(Figure record extracts)
## BEGIN
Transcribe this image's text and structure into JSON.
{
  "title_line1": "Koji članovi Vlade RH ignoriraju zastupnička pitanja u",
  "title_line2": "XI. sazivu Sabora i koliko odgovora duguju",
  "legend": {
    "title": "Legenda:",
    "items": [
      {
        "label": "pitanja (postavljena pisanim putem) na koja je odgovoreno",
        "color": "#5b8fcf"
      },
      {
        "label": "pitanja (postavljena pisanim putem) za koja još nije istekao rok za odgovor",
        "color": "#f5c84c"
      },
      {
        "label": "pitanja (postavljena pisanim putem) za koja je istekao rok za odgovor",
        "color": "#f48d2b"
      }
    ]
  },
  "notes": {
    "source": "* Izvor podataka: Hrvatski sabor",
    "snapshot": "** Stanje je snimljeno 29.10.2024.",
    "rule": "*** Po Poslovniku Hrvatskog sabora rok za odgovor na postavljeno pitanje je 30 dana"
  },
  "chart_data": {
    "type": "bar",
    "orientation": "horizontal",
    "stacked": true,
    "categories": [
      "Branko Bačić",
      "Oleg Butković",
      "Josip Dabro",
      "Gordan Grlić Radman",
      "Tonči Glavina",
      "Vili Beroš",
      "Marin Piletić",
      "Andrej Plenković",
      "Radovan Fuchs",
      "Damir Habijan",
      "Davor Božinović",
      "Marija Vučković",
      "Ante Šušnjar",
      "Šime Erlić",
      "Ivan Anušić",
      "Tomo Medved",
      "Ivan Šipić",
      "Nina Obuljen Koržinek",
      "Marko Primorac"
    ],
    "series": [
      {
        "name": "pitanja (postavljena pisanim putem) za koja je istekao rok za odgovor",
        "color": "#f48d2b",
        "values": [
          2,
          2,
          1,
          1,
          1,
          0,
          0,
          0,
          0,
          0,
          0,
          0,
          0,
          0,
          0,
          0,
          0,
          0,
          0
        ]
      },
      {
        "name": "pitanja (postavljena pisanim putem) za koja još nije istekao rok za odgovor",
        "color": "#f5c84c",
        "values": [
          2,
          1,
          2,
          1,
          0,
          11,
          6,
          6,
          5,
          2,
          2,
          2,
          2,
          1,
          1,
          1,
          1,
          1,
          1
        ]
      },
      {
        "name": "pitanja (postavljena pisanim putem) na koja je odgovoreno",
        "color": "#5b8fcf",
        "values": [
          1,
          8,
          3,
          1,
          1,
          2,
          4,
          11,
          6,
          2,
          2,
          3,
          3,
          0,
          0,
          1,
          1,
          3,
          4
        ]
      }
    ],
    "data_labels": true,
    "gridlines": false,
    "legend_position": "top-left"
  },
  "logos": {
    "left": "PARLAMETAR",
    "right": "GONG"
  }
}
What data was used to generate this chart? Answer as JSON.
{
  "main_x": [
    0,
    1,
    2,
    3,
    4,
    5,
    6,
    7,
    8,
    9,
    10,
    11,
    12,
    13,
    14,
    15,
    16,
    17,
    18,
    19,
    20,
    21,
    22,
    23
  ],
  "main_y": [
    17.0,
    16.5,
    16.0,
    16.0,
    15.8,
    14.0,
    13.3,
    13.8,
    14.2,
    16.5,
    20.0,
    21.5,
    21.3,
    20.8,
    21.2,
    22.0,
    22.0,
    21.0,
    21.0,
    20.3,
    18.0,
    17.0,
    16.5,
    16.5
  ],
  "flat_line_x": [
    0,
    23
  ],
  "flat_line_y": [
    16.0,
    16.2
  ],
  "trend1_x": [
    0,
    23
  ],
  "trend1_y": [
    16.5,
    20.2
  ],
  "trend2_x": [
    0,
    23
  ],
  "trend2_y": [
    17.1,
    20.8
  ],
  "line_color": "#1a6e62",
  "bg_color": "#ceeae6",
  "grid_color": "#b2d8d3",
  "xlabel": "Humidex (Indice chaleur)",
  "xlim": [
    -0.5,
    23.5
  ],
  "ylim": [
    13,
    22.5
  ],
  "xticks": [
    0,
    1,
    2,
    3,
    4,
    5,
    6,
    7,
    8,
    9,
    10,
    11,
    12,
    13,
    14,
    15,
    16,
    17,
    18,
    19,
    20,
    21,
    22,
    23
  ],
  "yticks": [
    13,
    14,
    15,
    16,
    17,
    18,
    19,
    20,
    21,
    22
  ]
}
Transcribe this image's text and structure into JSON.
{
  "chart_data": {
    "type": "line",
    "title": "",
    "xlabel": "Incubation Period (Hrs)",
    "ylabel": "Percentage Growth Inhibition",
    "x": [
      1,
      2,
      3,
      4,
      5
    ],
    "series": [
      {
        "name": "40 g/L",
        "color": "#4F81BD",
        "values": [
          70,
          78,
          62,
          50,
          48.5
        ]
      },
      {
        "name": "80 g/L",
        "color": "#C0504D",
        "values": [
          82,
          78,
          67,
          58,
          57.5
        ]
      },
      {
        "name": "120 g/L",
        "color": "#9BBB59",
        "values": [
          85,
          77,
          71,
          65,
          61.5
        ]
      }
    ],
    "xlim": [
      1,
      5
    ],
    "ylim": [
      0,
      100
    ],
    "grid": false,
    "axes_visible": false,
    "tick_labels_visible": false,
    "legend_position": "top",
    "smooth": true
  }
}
## END
* Brief
Copy out every line from the records that has the word "left".

* Full output
    "legend_position": "top-left"
    "left": "PARLAMETAR",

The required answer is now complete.